• **Supplied data**
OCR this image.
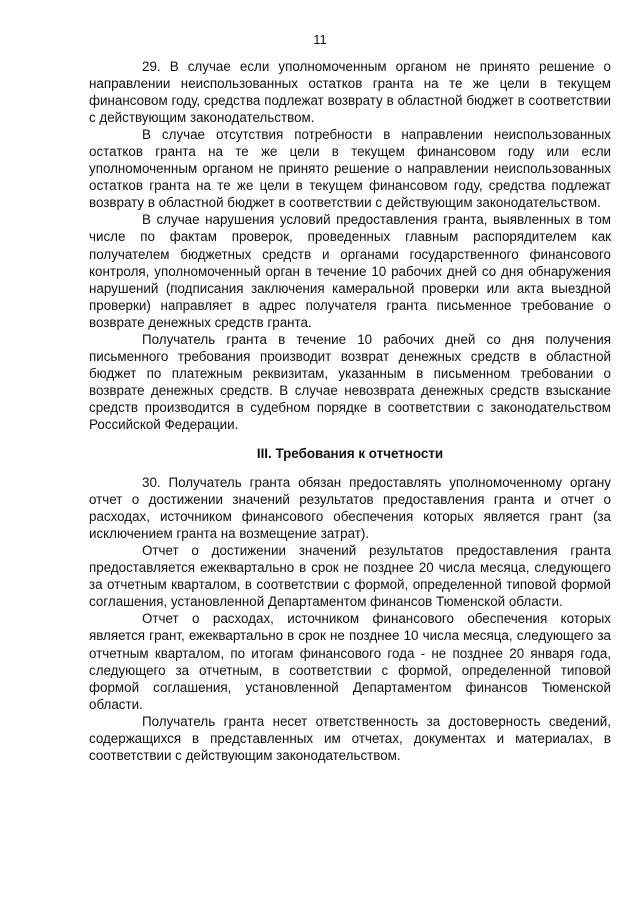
11

29. В случае если уполномоченным органом не принято решение о направлении неиспользованных остатков гранта на те же цели в текущем финансовом году, средства подлежат возврату в областной бюджет в соответствии с действующим законодательством.

В случае отсутствия потребности в направлении неиспользованных остатков гранта на те же цели в текущем финансовом году или если уполномоченным органом не принято решение о направлении неиспользованных остатков гранта на те же цели в текущем финансовом году, средства подлежат возврату в областной бюджет в соответствии с действующим законодательством.

В случае нарушения условий предоставления гранта, выявленных в том числе по фактам проверок, проведенных главным распорядителем как получателем бюджетных средств и органами государственного финансового контроля, уполномоченный орган в течение 10 рабочих дней со дня обнаружения нарушений (подписания заключения камеральной проверки или акта выездной проверки) направляет в адрес получателя гранта письменное требование о возврате денежных средств гранта.

Получатель гранта в течение 10 рабочих дней со дня получения письменного требования производит возврат денежных средств в областной бюджет по платежным реквизитам, указанным в письменном требовании о возврате денежных средств. В случае невозврата денежных средств взыскание средств производится в судебном порядке в соответствии с законодательством Российской Федерации.

III. Требования к отчетности

30. Получатель гранта обязан предоставлять уполномоченному органу отчет о достижении значений результатов предоставления гранта и отчет о расходах, источником финансового обеспечения которых является грант (за исключением гранта на возмещение затрат).

Отчет о достижении значений результатов предоставления гранта предоставляется ежеквартально в срок не позднее 20 числа месяца, следующего за отчетным кварталом, в соответствии с формой, определенной типовой формой соглашения, установленной Департаментом финансов Тюменской области.

Отчет о расходах, источником финансового обеспечения которых является грант, ежеквартально в срок не позднее 10 числа месяца, следующего за отчетным кварталом, по итогам финансового года - не позднее 20 января года, следующего за отчетным, в соответствии с формой, определенной типовой формой соглашения, установленной Департаментом финансов Тюменской области.

Получатель гранта несет ответственность за достоверность сведений, содержащихся в представленных им отчетах, документах и материалах, в соответствии с действующим законодательством.
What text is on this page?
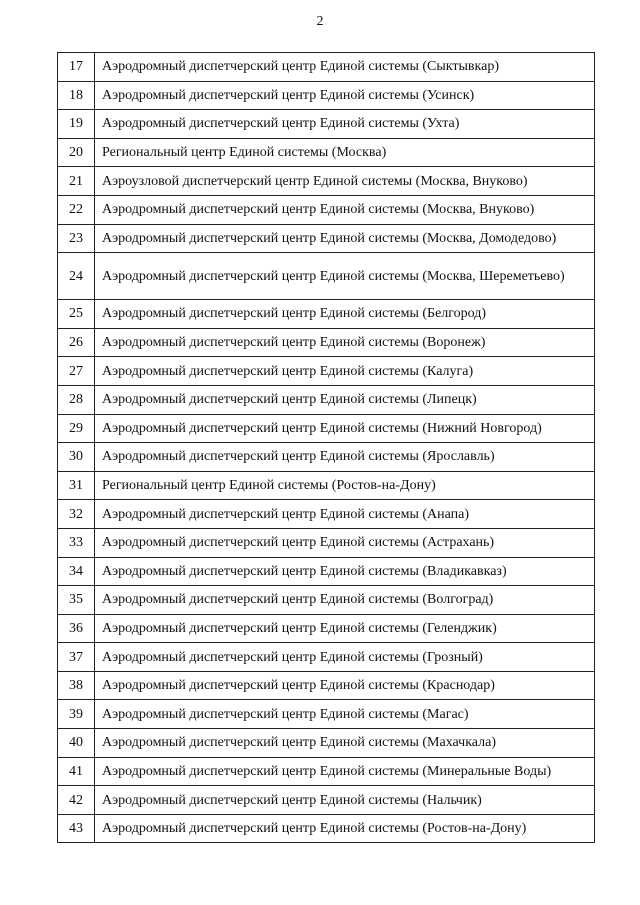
2
17	Аэродромный диспетчерский центр Единой системы (Сыктывкар)
18	Аэродромный диспетчерский центр Единой системы (Усинск)
19	Аэродромный диспетчерский центр Единой системы (Ухта)
20	Региональный центр Единой системы (Москва)
21	Аэроузловой диспетчерский центр Единой системы (Москва, Внуково)
22	Аэродромный диспетчерский центр Единой системы (Москва, Внуково)
23	Аэродромный диспетчерский центр Единой системы (Москва, Домодедово)
24	Аэродромный диспетчерский центр Единой системы (Москва, Шереметьево)
25	Аэродромный диспетчерский центр Единой системы (Белгород)
26	Аэродромный диспетчерский центр Единой системы (Воронеж)
27	Аэродромный диспетчерский центр Единой системы (Калуга)
28	Аэродромный диспетчерский центр Единой системы (Липецк)
29	Аэродромный диспетчерский центр Единой системы (Нижний Новгород)
30	Аэродромный диспетчерский центр Единой системы (Ярославль)
31	Региональный центр Единой системы (Ростов-на-Дону)
32	Аэродромный диспетчерский центр Единой системы (Анапа)
33	Аэродромный диспетчерский центр Единой системы (Астрахань)
34	Аэродромный диспетчерский центр Единой системы (Владикавказ)
35	Аэродромный диспетчерский центр Единой системы (Волгоград)
36	Аэродромный диспетчерский центр Единой системы (Геленджик)
37	Аэродромный диспетчерский центр Единой системы (Грозный)
38	Аэродромный диспетчерский центр Единой системы (Краснодар)
39	Аэродромный диспетчерский центр Единой системы (Магас)
40	Аэродромный диспетчерский центр Единой системы (Махачкала)
41	Аэродромный диспетчерский центр Единой системы (Минеральные Воды)
42	Аэродромный диспетчерский центр Единой системы (Нальчик)
43	Аэродромный диспетчерский центр Единой системы (Ростов-на-Дону)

• **Instructions to follow**
Without including the pictures, reproduce all entries exactly.

• **Task answer**
OCR this image.
11

29. В случае если уполномоченным органом не принято решение о направлении неиспользованных остатков гранта на те же цели в текущем финансовом году, средства подлежат возврату в областной бюджет в соответствии с действующим законодательством.

В случае отсутствия потребности в направлении неиспользованных остатков гранта на те же цели в текущем финансовом году или если уполномоченным органом не принято решение о направлении неиспользованных остатков гранта на те же цели в текущем финансовом году, средства подлежат возврату в областной бюджет в соответствии с действующим законодательством.

В случае нарушения условий предоставления гранта, выявленных в том числе по фактам проверок, проведенных главным распорядителем как получателем бюджетных средств и органами государственного финансового контроля, уполномоченный орган в течение 10 рабочих дней со дня обнаружения нарушений (подписания заключения камеральной проверки или акта выездной проверки) направляет в адрес получателя гранта письменное требование о возврате денежных средств гранта.

Получатель гранта в течение 10 рабочих дней со дня получения письменного требования производит возврат денежных средств в областной бюджет по платежным реквизитам, указанным в письменном требовании о возврате денежных средств. В случае невозврата денежных средств взыскание средств производится в судебном порядке в соответствии с законодательством Российской Федерации.

III. Требования к отчетности

30. Получатель гранта обязан предоставлять уполномоченному органу отчет о достижении значений результатов предоставления гранта и отчет о расходах, источником финансового обеспечения которых является грант (за исключением гранта на возмещение затрат).

Отчет о достижении значений результатов предоставления гранта предоставляется ежеквартально в срок не позднее 20 числа месяца, следующего за отчетным кварталом, в соответствии с формой, определенной типовой формой соглашения, установленной Департаментом финансов Тюменской области.

Отчет о расходах, источником финансового обеспечения которых является грант, ежеквартально в срок не позднее 10 числа месяца, следующего за отчетным кварталом, по итогам финансового года - не позднее 20 января года, следующего за отчетным, в соответствии с формой, определенной типовой формой соглашения, установленной Департаментом финансов Тюменской области.

Получатель гранта несет ответственность за достоверность сведений, содержащихся в представленных им отчетах, документах и материалах, в соответствии с действующим законодательством.
What text is on this page?
2
17	Аэродромный диспетчерский центр Единой системы (Сыктывкар)
18	Аэродромный диспетчерский центр Единой системы (Усинск)
19	Аэродромный диспетчерский центр Единой системы (Ухта)
20	Региональный центр Единой системы (Москва)
21	Аэроузловой диспетчерский центр Единой системы (Москва, Внуково)
22	Аэродромный диспетчерский центр Единой системы (Москва, Внуково)
23	Аэродромный диспетчерский центр Единой системы (Москва, Домодедово)
24	Аэродромный диспетчерский центр Единой системы (Москва, Шереметьево)
25	Аэродромный диспетчерский центр Единой системы (Белгород)
26	Аэродромный диспетчерский центр Единой системы (Воронеж)
27	Аэродромный диспетчерский центр Единой системы (Калуга)
28	Аэродромный диспетчерский центр Единой системы (Липецк)
29	Аэродромный диспетчерский центр Единой системы (Нижний Новгород)
30	Аэродромный диспетчерский центр Единой системы (Ярославль)
31	Региональный центр Единой системы (Ростов-на-Дону)
32	Аэродромный диспетчерский центр Единой системы (Анапа)
33	Аэродромный диспетчерский центр Единой системы (Астрахань)
34	Аэродромный диспетчерский центр Единой системы (Владикавказ)
35	Аэродромный диспетчерский центр Единой системы (Волгоград)
36	Аэродромный диспетчерский центр Единой системы (Геленджик)
37	Аэродромный диспетчерский центр Единой системы (Грозный)
38	Аэродромный диспетчерский центр Единой системы (Краснодар)
39	Аэродромный диспетчерский центр Единой системы (Магас)
40	Аэродромный диспетчерский центр Единой системы (Махачкала)
41	Аэродромный диспетчерский центр Единой системы (Минеральные Воды)
42	Аэродромный диспетчерский центр Единой системы (Нальчик)
43	Аэродромный диспетчерский центр Единой системы (Ростов-на-Дону)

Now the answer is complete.